Written instruction - Only the lines from the one containing "Decode this image" through the end of the entries should be returned, exactly as they are, with the pictures omitted.

Records for processing -
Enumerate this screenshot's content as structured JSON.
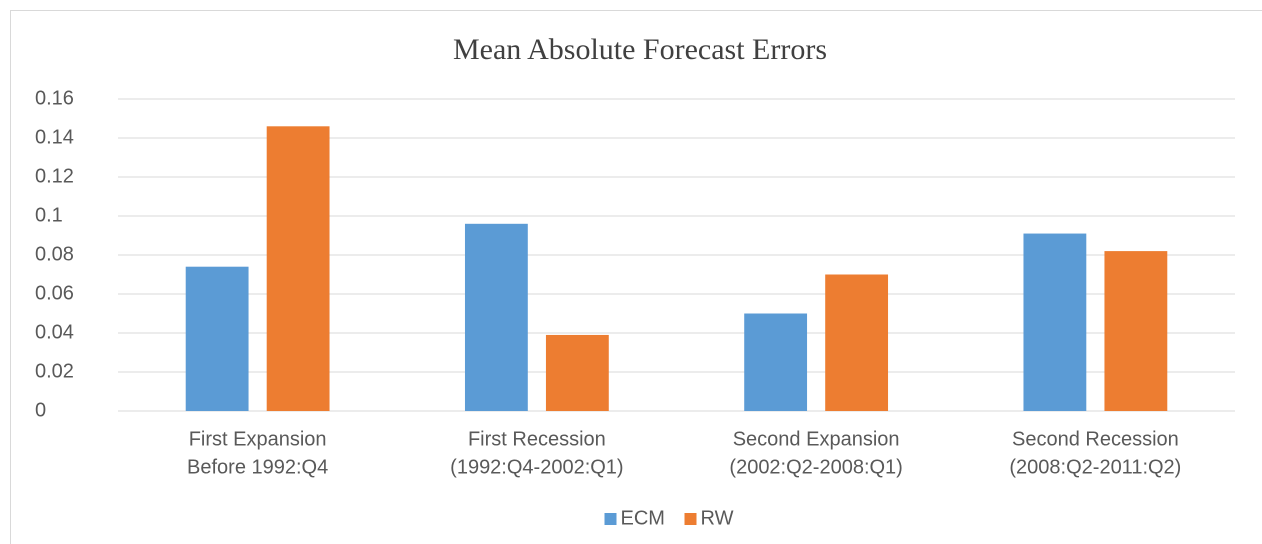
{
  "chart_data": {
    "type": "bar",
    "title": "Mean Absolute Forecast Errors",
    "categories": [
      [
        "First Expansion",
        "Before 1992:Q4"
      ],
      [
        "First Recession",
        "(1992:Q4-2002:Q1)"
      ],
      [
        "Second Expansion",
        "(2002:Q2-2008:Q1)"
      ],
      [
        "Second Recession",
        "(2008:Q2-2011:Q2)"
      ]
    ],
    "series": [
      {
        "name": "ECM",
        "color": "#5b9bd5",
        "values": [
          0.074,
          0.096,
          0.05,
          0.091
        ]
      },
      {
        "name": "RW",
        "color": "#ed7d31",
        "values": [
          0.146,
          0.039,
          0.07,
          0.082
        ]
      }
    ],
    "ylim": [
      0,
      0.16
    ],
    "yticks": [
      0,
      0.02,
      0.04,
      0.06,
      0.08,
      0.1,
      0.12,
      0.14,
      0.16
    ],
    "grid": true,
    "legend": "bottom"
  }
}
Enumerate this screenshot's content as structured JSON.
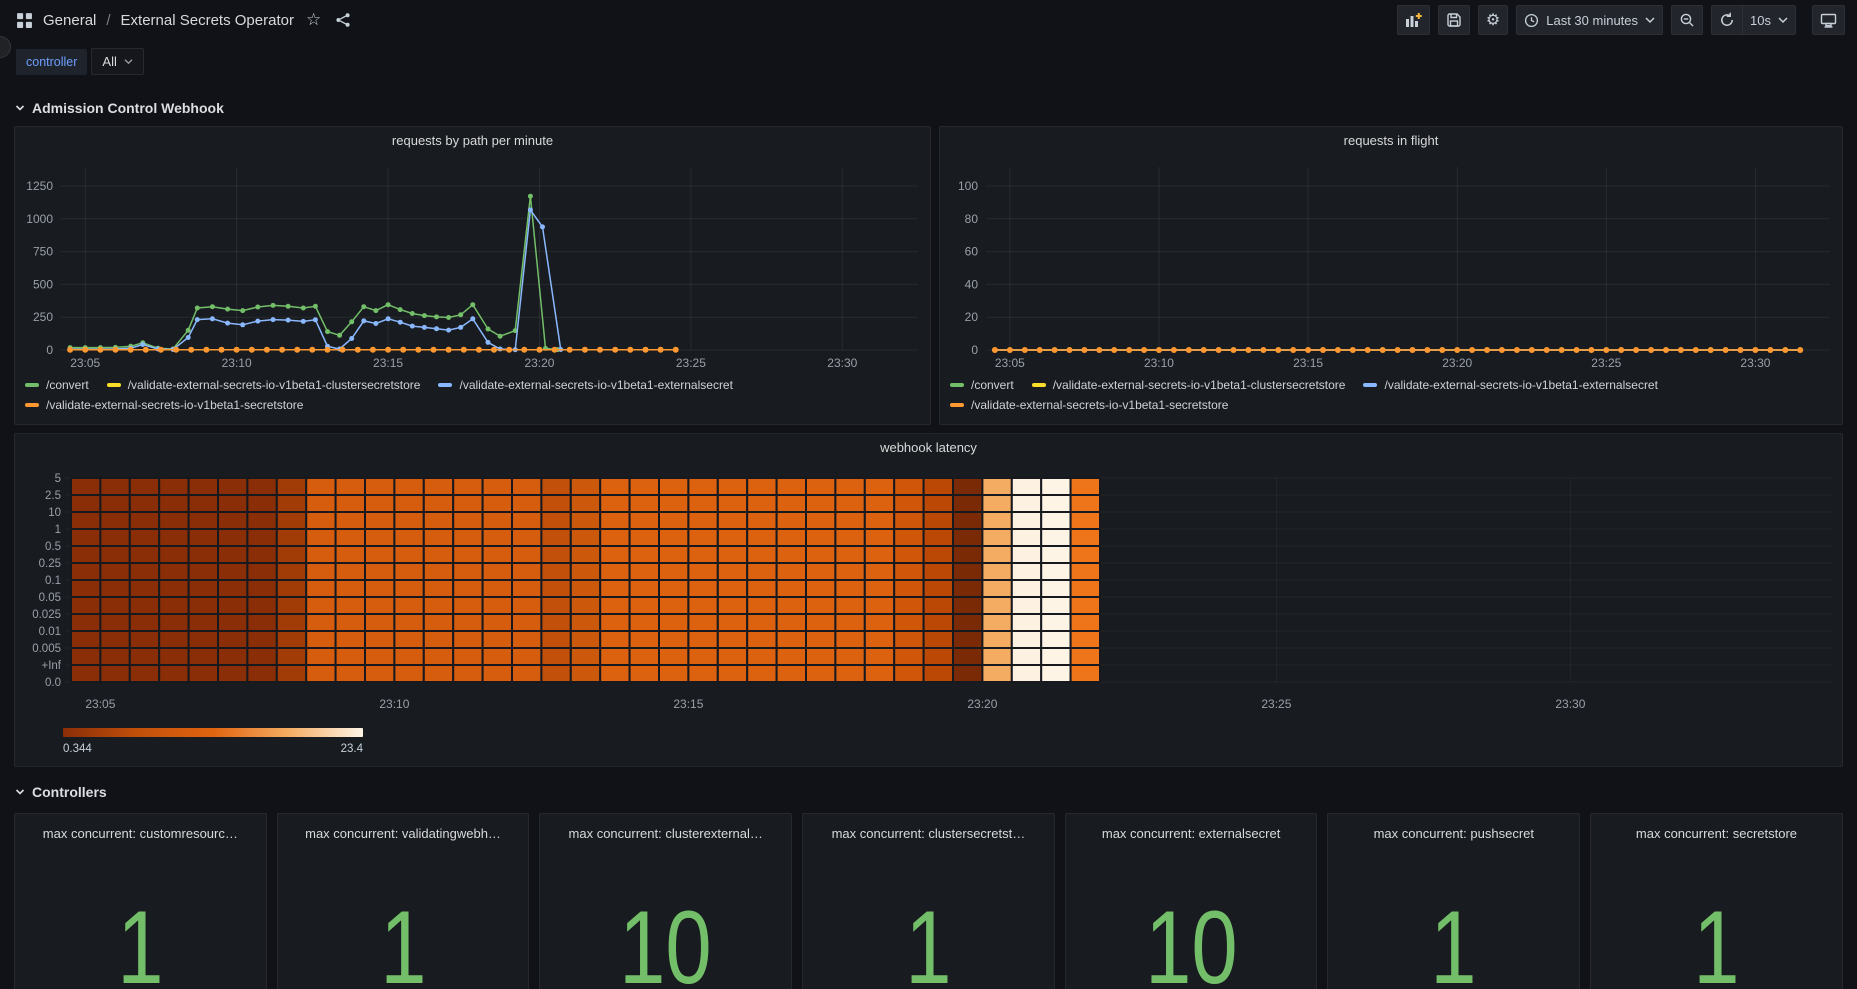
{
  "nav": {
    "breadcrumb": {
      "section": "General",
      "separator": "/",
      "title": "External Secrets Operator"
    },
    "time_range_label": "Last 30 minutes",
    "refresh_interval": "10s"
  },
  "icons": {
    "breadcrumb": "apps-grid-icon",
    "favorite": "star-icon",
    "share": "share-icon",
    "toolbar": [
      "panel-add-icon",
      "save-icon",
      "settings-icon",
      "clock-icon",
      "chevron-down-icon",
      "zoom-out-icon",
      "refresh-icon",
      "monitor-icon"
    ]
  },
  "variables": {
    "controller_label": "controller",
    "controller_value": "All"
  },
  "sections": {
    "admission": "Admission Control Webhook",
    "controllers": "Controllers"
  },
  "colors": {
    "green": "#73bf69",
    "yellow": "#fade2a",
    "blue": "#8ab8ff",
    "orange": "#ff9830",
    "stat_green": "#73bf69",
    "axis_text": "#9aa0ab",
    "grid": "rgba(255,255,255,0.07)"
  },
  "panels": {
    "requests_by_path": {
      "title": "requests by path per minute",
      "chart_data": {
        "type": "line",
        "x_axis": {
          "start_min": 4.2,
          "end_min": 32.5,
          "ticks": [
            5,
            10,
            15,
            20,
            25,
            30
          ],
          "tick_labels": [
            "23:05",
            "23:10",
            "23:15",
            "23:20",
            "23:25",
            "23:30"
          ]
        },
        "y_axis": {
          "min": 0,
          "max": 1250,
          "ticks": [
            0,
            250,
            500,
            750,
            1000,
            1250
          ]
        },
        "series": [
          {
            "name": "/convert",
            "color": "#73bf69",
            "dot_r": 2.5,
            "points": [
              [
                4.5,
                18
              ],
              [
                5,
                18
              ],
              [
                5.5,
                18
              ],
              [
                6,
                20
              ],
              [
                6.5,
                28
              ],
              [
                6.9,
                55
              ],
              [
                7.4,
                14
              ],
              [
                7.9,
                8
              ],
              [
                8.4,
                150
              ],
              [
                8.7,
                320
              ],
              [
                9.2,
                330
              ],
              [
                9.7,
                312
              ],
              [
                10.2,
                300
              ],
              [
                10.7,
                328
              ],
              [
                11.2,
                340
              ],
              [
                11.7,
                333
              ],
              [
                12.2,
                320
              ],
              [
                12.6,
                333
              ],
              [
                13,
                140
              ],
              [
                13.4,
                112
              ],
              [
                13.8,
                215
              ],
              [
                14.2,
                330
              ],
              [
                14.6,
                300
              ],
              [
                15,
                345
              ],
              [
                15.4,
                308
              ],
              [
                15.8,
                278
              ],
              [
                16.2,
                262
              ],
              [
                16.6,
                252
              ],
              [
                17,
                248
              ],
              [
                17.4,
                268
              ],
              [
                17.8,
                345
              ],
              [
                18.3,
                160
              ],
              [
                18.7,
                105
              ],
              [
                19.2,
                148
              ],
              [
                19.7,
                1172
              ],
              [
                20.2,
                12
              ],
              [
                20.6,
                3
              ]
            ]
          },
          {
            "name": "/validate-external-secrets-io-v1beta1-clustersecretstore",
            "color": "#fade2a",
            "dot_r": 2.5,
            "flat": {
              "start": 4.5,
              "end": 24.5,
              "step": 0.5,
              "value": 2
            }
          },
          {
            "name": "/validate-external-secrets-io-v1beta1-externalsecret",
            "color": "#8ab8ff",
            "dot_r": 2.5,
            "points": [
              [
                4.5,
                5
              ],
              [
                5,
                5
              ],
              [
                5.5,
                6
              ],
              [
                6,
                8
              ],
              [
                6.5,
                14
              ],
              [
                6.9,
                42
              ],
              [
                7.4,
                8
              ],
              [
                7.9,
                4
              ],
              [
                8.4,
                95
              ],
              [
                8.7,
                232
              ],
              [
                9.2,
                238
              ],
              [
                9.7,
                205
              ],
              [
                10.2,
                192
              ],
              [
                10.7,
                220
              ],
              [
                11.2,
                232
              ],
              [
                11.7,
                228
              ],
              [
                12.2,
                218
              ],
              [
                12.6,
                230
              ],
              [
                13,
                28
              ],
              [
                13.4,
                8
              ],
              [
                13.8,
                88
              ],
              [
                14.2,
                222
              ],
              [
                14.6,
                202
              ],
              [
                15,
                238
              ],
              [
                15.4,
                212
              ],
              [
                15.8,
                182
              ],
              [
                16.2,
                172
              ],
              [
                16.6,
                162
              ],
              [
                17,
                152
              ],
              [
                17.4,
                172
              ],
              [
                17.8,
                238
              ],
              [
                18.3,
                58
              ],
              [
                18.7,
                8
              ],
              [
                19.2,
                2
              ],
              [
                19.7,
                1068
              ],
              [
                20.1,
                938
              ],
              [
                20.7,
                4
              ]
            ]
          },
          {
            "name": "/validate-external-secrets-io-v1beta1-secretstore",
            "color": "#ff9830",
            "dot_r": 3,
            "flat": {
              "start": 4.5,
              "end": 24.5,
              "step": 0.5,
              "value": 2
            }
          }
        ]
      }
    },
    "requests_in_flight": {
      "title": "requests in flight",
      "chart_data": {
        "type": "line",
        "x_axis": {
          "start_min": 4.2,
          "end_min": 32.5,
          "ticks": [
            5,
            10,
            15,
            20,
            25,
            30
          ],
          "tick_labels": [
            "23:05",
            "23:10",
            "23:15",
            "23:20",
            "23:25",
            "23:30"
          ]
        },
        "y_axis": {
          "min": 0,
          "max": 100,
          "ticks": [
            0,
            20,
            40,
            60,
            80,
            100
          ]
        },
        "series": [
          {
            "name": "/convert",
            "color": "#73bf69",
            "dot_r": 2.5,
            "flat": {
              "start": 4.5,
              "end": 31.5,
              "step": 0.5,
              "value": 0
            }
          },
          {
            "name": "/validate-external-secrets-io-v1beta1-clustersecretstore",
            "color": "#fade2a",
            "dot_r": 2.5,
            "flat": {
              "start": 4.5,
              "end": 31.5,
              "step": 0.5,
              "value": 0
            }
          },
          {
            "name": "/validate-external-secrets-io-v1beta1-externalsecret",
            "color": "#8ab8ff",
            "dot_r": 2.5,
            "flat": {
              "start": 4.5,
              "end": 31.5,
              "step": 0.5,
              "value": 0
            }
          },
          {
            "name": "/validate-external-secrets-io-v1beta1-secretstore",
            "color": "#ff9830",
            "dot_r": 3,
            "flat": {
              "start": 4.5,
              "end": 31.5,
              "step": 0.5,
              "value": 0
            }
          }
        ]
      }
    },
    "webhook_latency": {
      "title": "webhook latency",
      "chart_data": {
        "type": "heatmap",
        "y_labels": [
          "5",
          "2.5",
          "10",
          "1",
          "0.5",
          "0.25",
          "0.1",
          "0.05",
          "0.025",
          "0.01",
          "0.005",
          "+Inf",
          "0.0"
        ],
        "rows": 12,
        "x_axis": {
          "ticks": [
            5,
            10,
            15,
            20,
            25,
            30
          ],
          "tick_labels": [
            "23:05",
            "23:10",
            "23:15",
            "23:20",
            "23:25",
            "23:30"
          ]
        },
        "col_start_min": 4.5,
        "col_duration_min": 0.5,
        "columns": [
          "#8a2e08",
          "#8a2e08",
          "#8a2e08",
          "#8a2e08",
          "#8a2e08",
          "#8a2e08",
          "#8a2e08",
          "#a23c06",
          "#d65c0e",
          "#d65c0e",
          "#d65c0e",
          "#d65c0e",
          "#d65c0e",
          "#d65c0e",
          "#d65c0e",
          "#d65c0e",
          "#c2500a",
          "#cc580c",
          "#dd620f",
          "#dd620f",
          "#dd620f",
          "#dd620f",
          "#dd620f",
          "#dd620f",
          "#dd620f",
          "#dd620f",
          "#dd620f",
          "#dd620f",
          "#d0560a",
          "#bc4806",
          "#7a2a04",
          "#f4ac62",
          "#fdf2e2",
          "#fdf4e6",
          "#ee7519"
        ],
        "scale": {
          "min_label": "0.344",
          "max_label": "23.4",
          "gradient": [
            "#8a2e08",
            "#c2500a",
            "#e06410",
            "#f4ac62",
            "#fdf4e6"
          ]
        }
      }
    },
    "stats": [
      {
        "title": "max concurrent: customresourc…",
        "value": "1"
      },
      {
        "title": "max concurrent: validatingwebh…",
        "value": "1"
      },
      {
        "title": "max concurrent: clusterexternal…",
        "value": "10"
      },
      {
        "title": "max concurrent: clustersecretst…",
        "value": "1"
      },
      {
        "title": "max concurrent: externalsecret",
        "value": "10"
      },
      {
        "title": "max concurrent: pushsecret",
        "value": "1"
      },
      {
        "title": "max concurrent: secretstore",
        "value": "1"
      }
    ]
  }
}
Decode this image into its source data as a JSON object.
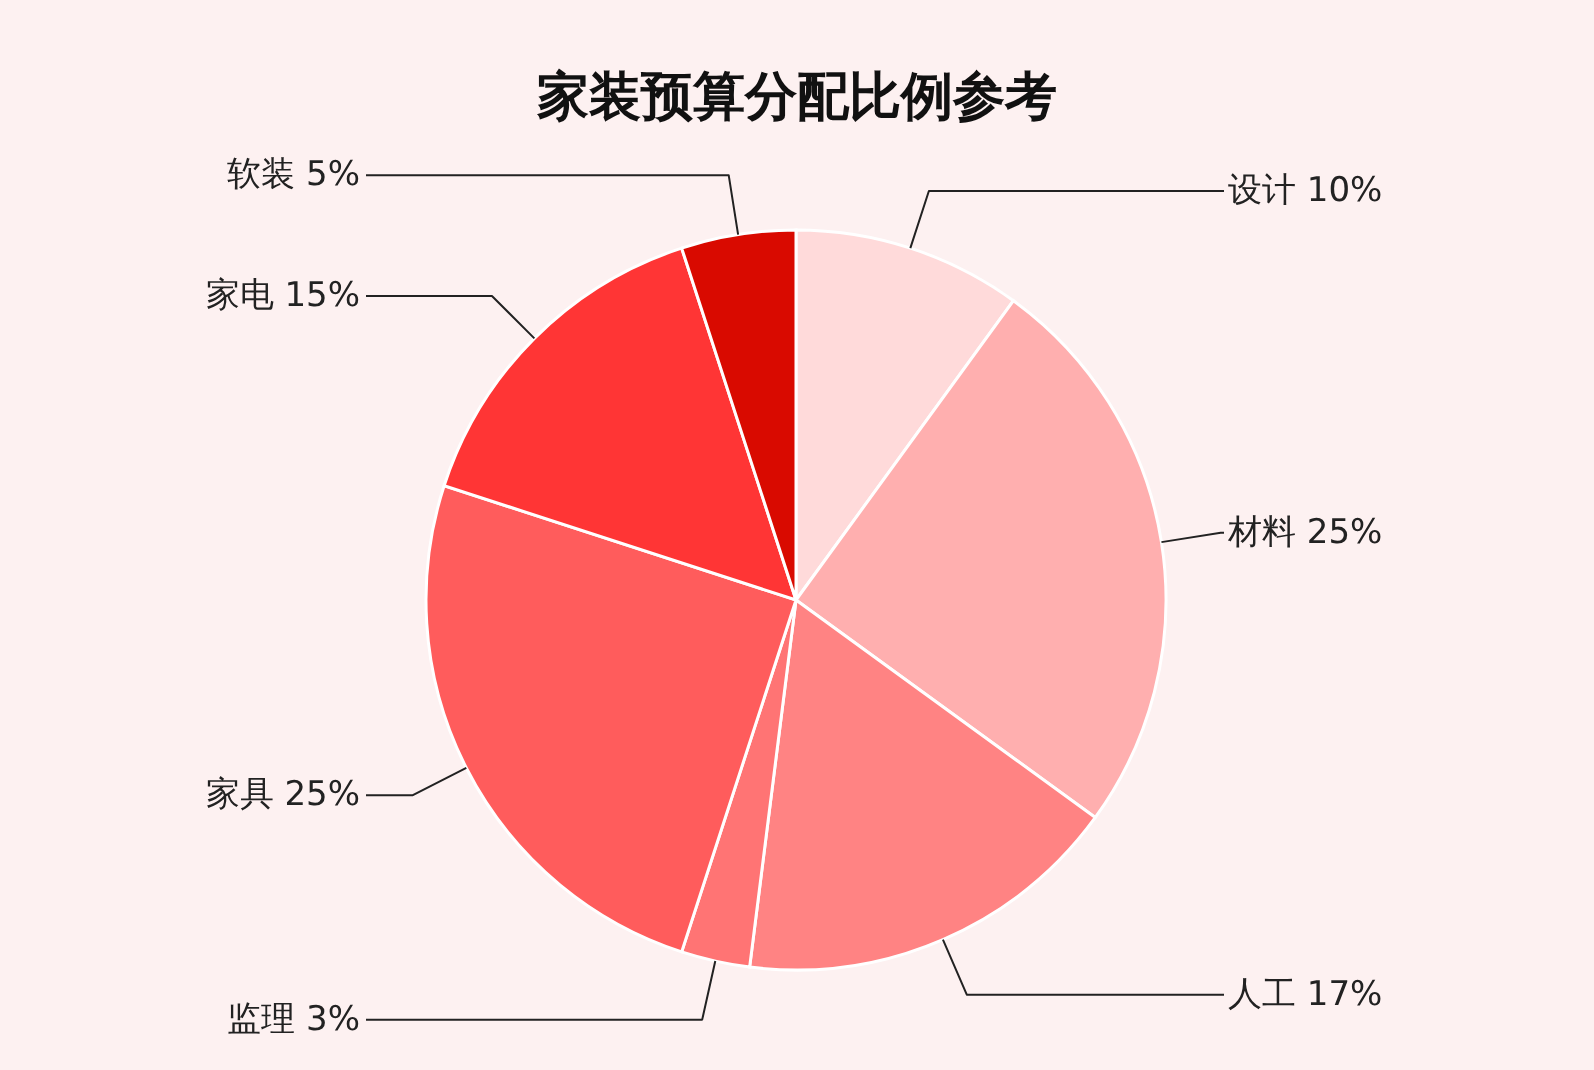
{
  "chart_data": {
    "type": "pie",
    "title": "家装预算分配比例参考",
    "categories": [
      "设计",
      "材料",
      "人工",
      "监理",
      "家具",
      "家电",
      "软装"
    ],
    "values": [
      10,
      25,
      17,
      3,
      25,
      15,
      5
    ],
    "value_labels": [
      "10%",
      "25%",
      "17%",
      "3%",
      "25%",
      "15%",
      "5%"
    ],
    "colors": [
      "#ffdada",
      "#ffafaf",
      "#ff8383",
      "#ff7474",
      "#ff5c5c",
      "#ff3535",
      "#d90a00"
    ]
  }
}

Solution -
Decode this image into its source data as a JSON object.
{
  "chart_data": {
    "type": "pie",
    "title": "家装预算分配比例参考",
    "categories": [
      "设计",
      "材料",
      "人工",
      "监理",
      "家具",
      "家电",
      "软装"
    ],
    "values": [
      10,
      25,
      17,
      3,
      25,
      15,
      5
    ],
    "value_labels": [
      "10%",
      "25%",
      "17%",
      "3%",
      "25%",
      "15%",
      "5%"
    ],
    "colors": [
      "#ffdada",
      "#ffafaf",
      "#ff8383",
      "#ff7474",
      "#ff5c5c",
      "#ff3535",
      "#d90a00"
    ]
  }
}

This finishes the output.